*DATASET*.
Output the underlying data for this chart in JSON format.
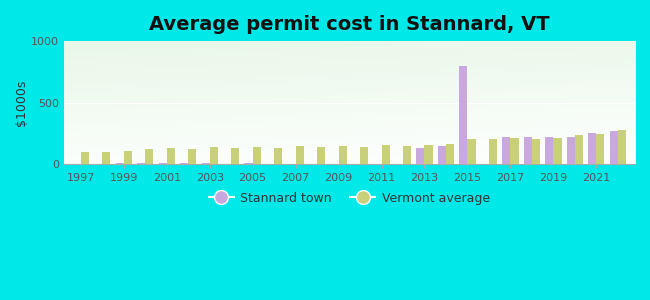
{
  "title": "Average permit cost in Stannard, VT",
  "ylabel": "$1000s",
  "years": [
    1997,
    1998,
    1999,
    2000,
    2001,
    2002,
    2003,
    2004,
    2005,
    2006,
    2007,
    2008,
    2009,
    2010,
    2011,
    2012,
    2013,
    2014,
    2015,
    2016,
    2017,
    2018,
    2019,
    2020,
    2021,
    2022
  ],
  "stannard": [
    5,
    0,
    10,
    10,
    10,
    10,
    10,
    5,
    10,
    5,
    5,
    0,
    5,
    0,
    5,
    0,
    130,
    150,
    800,
    0,
    220,
    220,
    220,
    220,
    250,
    270
  ],
  "vermont": [
    100,
    100,
    110,
    120,
    130,
    120,
    140,
    130,
    140,
    130,
    145,
    140,
    150,
    140,
    155,
    145,
    155,
    165,
    205,
    205,
    215,
    205,
    210,
    235,
    245,
    275
  ],
  "stannard_color": "#c9a8df",
  "vermont_color": "#c8d07a",
  "ylim": [
    0,
    1000
  ],
  "yticks": [
    0,
    500,
    1000
  ],
  "outer_background": "#00e8e8",
  "title_fontsize": 14,
  "bar_width": 0.38,
  "legend_stannard": "Stannard town",
  "legend_vermont": "Vermont average"
}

*THE TASK*.
Copy the data exactly. Any picture it contains is to be omitted.

*SOLUTION TO THE EXERCISE*.
Output the underlying data for this chart in JSON format.
{
  "title": "Average permit cost in Stannard, VT",
  "ylabel": "$1000s",
  "years": [
    1997,
    1998,
    1999,
    2000,
    2001,
    2002,
    2003,
    2004,
    2005,
    2006,
    2007,
    2008,
    2009,
    2010,
    2011,
    2012,
    2013,
    2014,
    2015,
    2016,
    2017,
    2018,
    2019,
    2020,
    2021,
    2022
  ],
  "stannard": [
    5,
    0,
    10,
    10,
    10,
    10,
    10,
    5,
    10,
    5,
    5,
    0,
    5,
    0,
    5,
    0,
    130,
    150,
    800,
    0,
    220,
    220,
    220,
    220,
    250,
    270
  ],
  "vermont": [
    100,
    100,
    110,
    120,
    130,
    120,
    140,
    130,
    140,
    130,
    145,
    140,
    150,
    140,
    155,
    145,
    155,
    165,
    205,
    205,
    215,
    205,
    210,
    235,
    245,
    275
  ],
  "stannard_color": "#c9a8df",
  "vermont_color": "#c8d07a",
  "ylim": [
    0,
    1000
  ],
  "yticks": [
    0,
    500,
    1000
  ],
  "outer_background": "#00e8e8",
  "title_fontsize": 14,
  "bar_width": 0.38,
  "legend_stannard": "Stannard town",
  "legend_vermont": "Vermont average"
}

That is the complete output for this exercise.